**What you should do**
Scan the material that follows. Copy every line containing the word "name".

**Stored entries**

########################################

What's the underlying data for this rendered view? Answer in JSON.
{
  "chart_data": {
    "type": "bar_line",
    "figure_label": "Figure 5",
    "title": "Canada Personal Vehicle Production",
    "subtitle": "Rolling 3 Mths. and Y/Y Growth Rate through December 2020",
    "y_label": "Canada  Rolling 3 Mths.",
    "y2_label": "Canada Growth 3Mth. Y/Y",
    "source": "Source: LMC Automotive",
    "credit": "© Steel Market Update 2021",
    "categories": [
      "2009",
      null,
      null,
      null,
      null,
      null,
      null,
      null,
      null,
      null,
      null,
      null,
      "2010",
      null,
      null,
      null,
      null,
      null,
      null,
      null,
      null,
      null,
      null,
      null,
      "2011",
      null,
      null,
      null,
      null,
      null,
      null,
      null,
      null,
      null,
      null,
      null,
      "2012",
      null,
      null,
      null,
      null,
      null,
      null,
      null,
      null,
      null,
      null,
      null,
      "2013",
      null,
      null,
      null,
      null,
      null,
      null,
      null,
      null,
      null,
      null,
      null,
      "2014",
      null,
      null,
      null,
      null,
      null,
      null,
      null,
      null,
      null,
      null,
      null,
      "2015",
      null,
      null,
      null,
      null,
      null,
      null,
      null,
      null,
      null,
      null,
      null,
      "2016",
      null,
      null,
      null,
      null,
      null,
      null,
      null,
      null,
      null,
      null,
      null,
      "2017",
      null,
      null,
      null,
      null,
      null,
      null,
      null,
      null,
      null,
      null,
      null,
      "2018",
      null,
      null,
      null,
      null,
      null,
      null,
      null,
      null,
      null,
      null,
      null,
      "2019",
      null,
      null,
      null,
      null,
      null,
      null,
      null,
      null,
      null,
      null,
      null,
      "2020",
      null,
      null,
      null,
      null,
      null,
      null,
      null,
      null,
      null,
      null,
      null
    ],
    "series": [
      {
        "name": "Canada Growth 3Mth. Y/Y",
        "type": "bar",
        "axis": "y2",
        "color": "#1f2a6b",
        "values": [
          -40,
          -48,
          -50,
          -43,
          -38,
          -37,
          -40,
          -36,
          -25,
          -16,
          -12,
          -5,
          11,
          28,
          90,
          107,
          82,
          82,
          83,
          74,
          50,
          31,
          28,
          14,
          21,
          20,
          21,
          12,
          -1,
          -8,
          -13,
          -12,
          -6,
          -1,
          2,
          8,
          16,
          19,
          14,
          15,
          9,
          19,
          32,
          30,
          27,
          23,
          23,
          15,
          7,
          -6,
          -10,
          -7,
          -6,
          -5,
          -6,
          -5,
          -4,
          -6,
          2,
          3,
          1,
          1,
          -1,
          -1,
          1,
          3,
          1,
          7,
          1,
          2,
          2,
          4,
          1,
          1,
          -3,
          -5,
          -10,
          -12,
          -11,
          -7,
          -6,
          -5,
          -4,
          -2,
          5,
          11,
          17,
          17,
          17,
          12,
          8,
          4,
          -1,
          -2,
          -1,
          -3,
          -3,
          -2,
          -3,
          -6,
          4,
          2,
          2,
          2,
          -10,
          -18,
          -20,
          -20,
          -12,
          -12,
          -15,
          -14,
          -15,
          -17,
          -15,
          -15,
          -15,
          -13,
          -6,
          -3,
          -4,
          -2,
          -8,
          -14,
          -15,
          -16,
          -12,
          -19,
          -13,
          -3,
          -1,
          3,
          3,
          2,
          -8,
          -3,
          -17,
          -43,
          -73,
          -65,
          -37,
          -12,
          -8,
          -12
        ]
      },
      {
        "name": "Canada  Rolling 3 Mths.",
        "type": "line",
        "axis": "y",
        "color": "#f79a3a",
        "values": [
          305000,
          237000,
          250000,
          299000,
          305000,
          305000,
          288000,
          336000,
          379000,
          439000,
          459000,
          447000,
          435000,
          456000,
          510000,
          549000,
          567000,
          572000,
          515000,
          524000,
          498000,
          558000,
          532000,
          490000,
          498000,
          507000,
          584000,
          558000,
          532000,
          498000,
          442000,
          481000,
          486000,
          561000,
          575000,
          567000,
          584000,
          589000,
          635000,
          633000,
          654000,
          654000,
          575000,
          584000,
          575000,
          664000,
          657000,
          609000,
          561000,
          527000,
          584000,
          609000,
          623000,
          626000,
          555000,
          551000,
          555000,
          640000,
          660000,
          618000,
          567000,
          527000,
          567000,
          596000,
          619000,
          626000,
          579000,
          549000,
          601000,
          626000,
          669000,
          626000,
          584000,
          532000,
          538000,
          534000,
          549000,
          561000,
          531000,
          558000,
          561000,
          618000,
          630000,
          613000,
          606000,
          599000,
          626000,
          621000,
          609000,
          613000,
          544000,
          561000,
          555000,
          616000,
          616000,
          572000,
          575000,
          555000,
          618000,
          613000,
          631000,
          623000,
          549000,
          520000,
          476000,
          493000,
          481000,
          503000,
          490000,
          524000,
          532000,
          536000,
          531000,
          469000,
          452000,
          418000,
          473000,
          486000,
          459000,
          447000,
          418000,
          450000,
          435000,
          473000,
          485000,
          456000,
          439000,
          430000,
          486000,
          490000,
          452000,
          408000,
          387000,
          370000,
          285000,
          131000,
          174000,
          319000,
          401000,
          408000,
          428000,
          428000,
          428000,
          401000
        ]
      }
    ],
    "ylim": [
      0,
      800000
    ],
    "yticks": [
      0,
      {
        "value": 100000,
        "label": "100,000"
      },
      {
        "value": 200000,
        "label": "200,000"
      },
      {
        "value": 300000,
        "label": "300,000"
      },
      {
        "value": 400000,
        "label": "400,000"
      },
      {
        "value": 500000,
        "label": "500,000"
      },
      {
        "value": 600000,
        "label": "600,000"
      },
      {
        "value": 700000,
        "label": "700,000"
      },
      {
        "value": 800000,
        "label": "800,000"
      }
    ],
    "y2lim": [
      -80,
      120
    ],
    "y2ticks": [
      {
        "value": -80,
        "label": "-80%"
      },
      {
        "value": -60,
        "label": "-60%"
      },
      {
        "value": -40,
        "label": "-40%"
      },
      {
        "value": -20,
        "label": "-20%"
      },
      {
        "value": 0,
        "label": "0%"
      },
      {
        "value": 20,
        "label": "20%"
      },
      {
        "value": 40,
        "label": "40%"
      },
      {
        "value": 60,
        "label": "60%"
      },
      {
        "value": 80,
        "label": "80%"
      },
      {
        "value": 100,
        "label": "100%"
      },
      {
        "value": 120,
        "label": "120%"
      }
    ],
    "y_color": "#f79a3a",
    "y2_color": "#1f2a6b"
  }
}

########################################

**Complete response**
        "name": "Canada Growth 3Mth. Y/Y",
        "name": "Canada  Rolling 3 Mths.",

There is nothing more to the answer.